→ **Written task**:
The records should be repeated word for word, pictures excluded.

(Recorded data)
+ + + + + + +

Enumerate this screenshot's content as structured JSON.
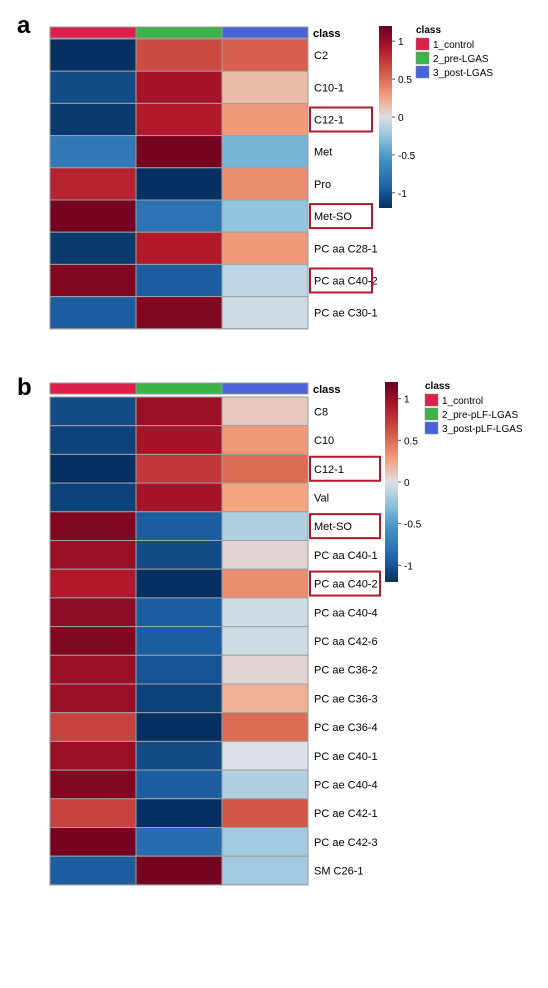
{
  "chart_data": [
    {
      "type": "heatmap",
      "panel_label": "a",
      "class_header": "class",
      "columns": [
        "1_control",
        "2_pre-LGAS",
        "3_post-LGAS"
      ],
      "column_colors": [
        "#dc1f4b",
        "#3eb24a",
        "#4a63d6"
      ],
      "legend_title": "class",
      "colorbar_ticks": [
        "1",
        "0.5",
        "0",
        "-0.5",
        "-1"
      ],
      "colorbar_range": [
        -1.2,
        1.2
      ],
      "rows": [
        "C2",
        "C10-1",
        "C12-1",
        "Met",
        "Pro",
        "Met-SO",
        "PC aa C28-1",
        "PC aa C40-2",
        "PC ae C30-1"
      ],
      "highlighted_rows": [
        "C12-1",
        "Met-SO",
        "PC aa C40-2"
      ],
      "values": [
        [
          -1.2,
          0.65,
          0.55
        ],
        [
          -1.05,
          0.95,
          0.15
        ],
        [
          -1.15,
          0.9,
          0.3
        ],
        [
          -0.75,
          1.15,
          -0.35
        ],
        [
          0.85,
          -1.2,
          0.35
        ],
        [
          1.15,
          -0.8,
          -0.25
        ],
        [
          -1.15,
          0.9,
          0.3
        ],
        [
          1.1,
          -0.95,
          -0.1
        ],
        [
          -0.95,
          1.1,
          -0.05
        ]
      ]
    },
    {
      "type": "heatmap",
      "panel_label": "b",
      "class_header": "class",
      "columns": [
        "1_control",
        "2_pre-pLF-LGAS",
        "3_post-pLF-LGAS"
      ],
      "column_colors": [
        "#dc1f4b",
        "#3eb24a",
        "#4a63d6"
      ],
      "legend_title": "class",
      "colorbar_ticks": [
        "1",
        "0.5",
        "0",
        "-0.5",
        "-1"
      ],
      "colorbar_range": [
        -1.2,
        1.2
      ],
      "rows": [
        "C8",
        "C10",
        "C12-1",
        "Val",
        "Met-SO",
        "PC aa C40-1",
        "PC aa C40-2",
        "PC aa C40-4",
        "PC aa C42-6",
        "PC ae C36-2",
        "PC ae C36-3",
        "PC ae C36-4",
        "PC ae C40-1",
        "PC ae C40-4",
        "PC ae C42-1",
        "PC ae C42-3",
        "SM C26-1"
      ],
      "highlighted_rows": [
        "C12-1",
        "Met-SO",
        "PC aa C40-2"
      ],
      "values": [
        [
          -1.05,
          1.0,
          0.1
        ],
        [
          -1.1,
          0.95,
          0.3
        ],
        [
          -1.2,
          0.75,
          0.5
        ],
        [
          -1.1,
          0.95,
          0.25
        ],
        [
          1.1,
          -0.95,
          -0.15
        ],
        [
          1.0,
          -1.05,
          0.05
        ],
        [
          0.9,
          -1.2,
          0.35
        ],
        [
          1.05,
          -0.95,
          -0.05
        ],
        [
          1.1,
          -0.95,
          -0.05
        ],
        [
          1.0,
          -1.0,
          0.05
        ],
        [
          1.0,
          -1.1,
          0.2
        ],
        [
          0.7,
          -1.25,
          0.5
        ],
        [
          1.0,
          -1.05,
          0.0
        ],
        [
          1.1,
          -0.95,
          -0.15
        ],
        [
          0.7,
          -1.2,
          0.6
        ],
        [
          1.15,
          -0.85,
          -0.2
        ],
        [
          -0.95,
          1.15,
          -0.2
        ]
      ]
    }
  ]
}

+ + + + + + +

→ **Solution to the problem**:
Enumerate this screenshot's content as structured JSON.
{
  "chart_data": [
    {
      "type": "heatmap",
      "panel_label": "a",
      "class_header": "class",
      "columns": [
        "1_control",
        "2_pre-LGAS",
        "3_post-LGAS"
      ],
      "column_colors": [
        "#dc1f4b",
        "#3eb24a",
        "#4a63d6"
      ],
      "legend_title": "class",
      "colorbar_ticks": [
        "1",
        "0.5",
        "0",
        "-0.5",
        "-1"
      ],
      "colorbar_range": [
        -1.2,
        1.2
      ],
      "rows": [
        "C2",
        "C10-1",
        "C12-1",
        "Met",
        "Pro",
        "Met-SO",
        "PC aa C28-1",
        "PC aa C40-2",
        "PC ae C30-1"
      ],
      "highlighted_rows": [
        "C12-1",
        "Met-SO",
        "PC aa C40-2"
      ],
      "values": [
        [
          -1.2,
          0.65,
          0.55
        ],
        [
          -1.05,
          0.95,
          0.15
        ],
        [
          -1.15,
          0.9,
          0.3
        ],
        [
          -0.75,
          1.15,
          -0.35
        ],
        [
          0.85,
          -1.2,
          0.35
        ],
        [
          1.15,
          -0.8,
          -0.25
        ],
        [
          -1.15,
          0.9,
          0.3
        ],
        [
          1.1,
          -0.95,
          -0.1
        ],
        [
          -0.95,
          1.1,
          -0.05
        ]
      ]
    },
    {
      "type": "heatmap",
      "panel_label": "b",
      "class_header": "class",
      "columns": [
        "1_control",
        "2_pre-pLF-LGAS",
        "3_post-pLF-LGAS"
      ],
      "column_colors": [
        "#dc1f4b",
        "#3eb24a",
        "#4a63d6"
      ],
      "legend_title": "class",
      "colorbar_ticks": [
        "1",
        "0.5",
        "0",
        "-0.5",
        "-1"
      ],
      "colorbar_range": [
        -1.2,
        1.2
      ],
      "rows": [
        "C8",
        "C10",
        "C12-1",
        "Val",
        "Met-SO",
        "PC aa C40-1",
        "PC aa C40-2",
        "PC aa C40-4",
        "PC aa C42-6",
        "PC ae C36-2",
        "PC ae C36-3",
        "PC ae C36-4",
        "PC ae C40-1",
        "PC ae C40-4",
        "PC ae C42-1",
        "PC ae C42-3",
        "SM C26-1"
      ],
      "highlighted_rows": [
        "C12-1",
        "Met-SO",
        "PC aa C40-2"
      ],
      "values": [
        [
          -1.05,
          1.0,
          0.1
        ],
        [
          -1.1,
          0.95,
          0.3
        ],
        [
          -1.2,
          0.75,
          0.5
        ],
        [
          -1.1,
          0.95,
          0.25
        ],
        [
          1.1,
          -0.95,
          -0.15
        ],
        [
          1.0,
          -1.05,
          0.05
        ],
        [
          0.9,
          -1.2,
          0.35
        ],
        [
          1.05,
          -0.95,
          -0.05
        ],
        [
          1.1,
          -0.95,
          -0.05
        ],
        [
          1.0,
          -1.0,
          0.05
        ],
        [
          1.0,
          -1.1,
          0.2
        ],
        [
          0.7,
          -1.25,
          0.5
        ],
        [
          1.0,
          -1.05,
          0.0
        ],
        [
          1.1,
          -0.95,
          -0.15
        ],
        [
          0.7,
          -1.2,
          0.6
        ],
        [
          1.15,
          -0.85,
          -0.2
        ],
        [
          -0.95,
          1.15,
          -0.2
        ]
      ]
    }
  ]
}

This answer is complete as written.